• **Your objective**
Reproduce the data verbatim from its first line down to and including the line that contains "- footer-note-line: ⌂".

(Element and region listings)
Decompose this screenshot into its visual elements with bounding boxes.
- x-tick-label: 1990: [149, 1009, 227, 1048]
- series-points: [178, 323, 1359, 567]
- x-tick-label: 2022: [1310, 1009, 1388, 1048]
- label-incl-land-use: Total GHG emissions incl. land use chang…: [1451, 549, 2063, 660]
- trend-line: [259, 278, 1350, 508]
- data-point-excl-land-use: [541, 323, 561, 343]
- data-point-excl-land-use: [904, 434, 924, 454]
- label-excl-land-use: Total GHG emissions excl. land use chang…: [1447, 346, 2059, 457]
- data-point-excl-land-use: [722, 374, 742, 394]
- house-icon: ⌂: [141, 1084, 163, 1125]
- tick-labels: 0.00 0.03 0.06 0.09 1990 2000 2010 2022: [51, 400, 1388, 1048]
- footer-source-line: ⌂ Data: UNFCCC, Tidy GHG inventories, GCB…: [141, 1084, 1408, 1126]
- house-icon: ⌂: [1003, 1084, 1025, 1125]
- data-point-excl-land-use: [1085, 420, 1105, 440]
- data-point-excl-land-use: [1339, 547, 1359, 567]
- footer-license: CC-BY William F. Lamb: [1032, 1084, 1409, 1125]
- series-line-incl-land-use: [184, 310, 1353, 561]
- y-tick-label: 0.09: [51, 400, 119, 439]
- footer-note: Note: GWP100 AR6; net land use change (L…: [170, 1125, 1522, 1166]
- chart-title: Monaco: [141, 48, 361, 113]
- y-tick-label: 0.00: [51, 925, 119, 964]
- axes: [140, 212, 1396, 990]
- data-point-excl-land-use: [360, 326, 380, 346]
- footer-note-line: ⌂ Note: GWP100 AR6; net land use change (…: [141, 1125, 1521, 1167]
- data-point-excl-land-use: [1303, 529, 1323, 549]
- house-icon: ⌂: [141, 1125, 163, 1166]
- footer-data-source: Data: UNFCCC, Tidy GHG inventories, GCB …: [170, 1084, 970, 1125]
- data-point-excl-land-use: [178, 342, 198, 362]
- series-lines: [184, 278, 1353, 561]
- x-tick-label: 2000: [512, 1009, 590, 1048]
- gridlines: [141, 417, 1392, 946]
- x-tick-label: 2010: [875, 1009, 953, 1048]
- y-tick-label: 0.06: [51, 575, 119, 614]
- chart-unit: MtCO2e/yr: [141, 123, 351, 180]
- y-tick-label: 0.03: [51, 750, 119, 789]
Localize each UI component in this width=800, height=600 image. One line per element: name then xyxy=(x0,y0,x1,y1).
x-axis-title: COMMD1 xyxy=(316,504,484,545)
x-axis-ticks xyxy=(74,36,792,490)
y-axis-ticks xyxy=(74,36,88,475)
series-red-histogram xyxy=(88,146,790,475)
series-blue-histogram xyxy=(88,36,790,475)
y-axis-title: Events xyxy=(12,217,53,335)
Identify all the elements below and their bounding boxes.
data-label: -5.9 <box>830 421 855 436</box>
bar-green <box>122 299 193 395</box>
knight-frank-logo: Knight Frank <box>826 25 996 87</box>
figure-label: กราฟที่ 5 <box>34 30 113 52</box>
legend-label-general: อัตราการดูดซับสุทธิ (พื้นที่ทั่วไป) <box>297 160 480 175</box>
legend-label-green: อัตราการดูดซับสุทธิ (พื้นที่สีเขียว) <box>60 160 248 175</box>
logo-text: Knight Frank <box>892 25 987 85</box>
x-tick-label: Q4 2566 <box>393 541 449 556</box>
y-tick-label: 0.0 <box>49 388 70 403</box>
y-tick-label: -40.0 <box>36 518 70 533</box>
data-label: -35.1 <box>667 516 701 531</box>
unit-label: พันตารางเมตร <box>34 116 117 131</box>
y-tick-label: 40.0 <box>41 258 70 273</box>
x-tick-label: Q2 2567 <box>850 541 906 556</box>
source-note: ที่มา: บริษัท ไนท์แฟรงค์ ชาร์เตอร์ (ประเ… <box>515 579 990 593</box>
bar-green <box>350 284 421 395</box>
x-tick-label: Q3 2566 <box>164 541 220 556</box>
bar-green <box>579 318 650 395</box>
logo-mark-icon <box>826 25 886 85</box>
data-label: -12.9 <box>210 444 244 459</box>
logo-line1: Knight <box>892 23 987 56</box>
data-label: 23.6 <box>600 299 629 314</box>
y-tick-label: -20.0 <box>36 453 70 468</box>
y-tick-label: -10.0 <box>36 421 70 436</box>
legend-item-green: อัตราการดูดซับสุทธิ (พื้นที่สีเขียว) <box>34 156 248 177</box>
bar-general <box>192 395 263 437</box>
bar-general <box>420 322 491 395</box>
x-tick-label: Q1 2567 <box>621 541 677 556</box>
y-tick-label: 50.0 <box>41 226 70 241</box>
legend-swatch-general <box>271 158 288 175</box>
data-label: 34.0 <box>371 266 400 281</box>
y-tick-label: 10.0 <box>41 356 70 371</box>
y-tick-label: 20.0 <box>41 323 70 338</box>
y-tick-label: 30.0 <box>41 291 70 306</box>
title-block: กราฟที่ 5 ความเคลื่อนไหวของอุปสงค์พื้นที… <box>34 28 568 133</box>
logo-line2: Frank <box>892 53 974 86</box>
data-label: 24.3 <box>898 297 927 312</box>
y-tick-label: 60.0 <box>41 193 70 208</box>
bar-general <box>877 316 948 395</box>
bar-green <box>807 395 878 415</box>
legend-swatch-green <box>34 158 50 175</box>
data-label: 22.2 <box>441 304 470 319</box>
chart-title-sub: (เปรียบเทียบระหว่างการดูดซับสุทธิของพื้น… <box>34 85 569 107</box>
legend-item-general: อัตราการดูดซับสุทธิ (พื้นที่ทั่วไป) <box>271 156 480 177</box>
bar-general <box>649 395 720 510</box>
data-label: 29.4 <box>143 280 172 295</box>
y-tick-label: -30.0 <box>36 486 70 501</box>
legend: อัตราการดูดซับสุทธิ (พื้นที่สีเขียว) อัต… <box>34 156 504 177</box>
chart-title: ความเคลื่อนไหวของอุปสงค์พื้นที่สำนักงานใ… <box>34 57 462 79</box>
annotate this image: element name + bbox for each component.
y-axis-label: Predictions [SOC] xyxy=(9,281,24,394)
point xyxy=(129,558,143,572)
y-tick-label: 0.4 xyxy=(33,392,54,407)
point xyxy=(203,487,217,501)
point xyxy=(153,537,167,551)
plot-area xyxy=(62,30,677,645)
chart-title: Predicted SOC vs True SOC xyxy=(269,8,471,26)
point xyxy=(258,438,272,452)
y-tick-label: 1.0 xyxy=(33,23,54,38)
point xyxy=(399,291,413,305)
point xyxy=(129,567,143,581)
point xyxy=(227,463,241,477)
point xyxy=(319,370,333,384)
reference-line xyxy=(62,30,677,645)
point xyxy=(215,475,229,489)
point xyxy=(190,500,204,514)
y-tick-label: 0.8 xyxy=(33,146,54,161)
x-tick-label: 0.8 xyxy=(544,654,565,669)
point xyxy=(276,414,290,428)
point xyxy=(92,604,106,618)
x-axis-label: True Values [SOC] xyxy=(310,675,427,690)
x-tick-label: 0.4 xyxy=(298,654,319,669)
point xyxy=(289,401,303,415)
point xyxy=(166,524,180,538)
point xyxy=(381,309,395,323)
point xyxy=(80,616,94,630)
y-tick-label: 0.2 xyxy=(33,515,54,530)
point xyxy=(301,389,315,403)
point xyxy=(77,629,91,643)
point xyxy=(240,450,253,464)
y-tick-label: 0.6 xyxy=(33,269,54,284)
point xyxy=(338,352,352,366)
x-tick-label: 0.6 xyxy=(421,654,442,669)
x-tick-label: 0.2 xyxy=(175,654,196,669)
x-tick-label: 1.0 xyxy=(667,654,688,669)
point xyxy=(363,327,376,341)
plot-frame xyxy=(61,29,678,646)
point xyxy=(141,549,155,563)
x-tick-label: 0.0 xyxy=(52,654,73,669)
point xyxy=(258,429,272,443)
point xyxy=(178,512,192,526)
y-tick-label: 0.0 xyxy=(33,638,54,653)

• **Answer to this problem**
Decompose this screenshot into its visual elements with bounding boxes.
- x-tick-label: 1990: [149, 1009, 227, 1048]
- series-points: [178, 323, 1359, 567]
- x-tick-label: 2022: [1310, 1009, 1388, 1048]
- label-incl-land-use: Total GHG emissions incl. land use chang…: [1451, 549, 2063, 660]
- trend-line: [259, 278, 1350, 508]
- data-point-excl-land-use: [541, 323, 561, 343]
- data-point-excl-land-use: [904, 434, 924, 454]
- label-excl-land-use: Total GHG emissions excl. land use chang…: [1447, 346, 2059, 457]
- data-point-excl-land-use: [722, 374, 742, 394]
- house-icon: ⌂: [141, 1084, 163, 1125]
- tick-labels: 0.00 0.03 0.06 0.09 1990 2000 2010 2022: [51, 400, 1388, 1048]
- footer-source-line: ⌂ Data: UNFCCC, Tidy GHG inventories, GCB…: [141, 1084, 1408, 1126]
- house-icon: ⌂: [1003, 1084, 1025, 1125]
- data-point-excl-land-use: [1085, 420, 1105, 440]
- data-point-excl-land-use: [1339, 547, 1359, 567]
- footer-license: CC-BY William F. Lamb: [1032, 1084, 1409, 1125]
- series-line-incl-land-use: [184, 310, 1353, 561]
- y-tick-label: 0.09: [51, 400, 119, 439]
- footer-note: Note: GWP100 AR6; net land use change (L…: [170, 1125, 1522, 1166]
- chart-title: Monaco: [141, 48, 361, 113]
- y-tick-label: 0.00: [51, 925, 119, 964]
- axes: [140, 212, 1396, 990]
- data-point-excl-land-use: [360, 326, 380, 346]
- footer-note-line: ⌂ Note: GWP100 AR6; net land use change (…: [141, 1125, 1521, 1167]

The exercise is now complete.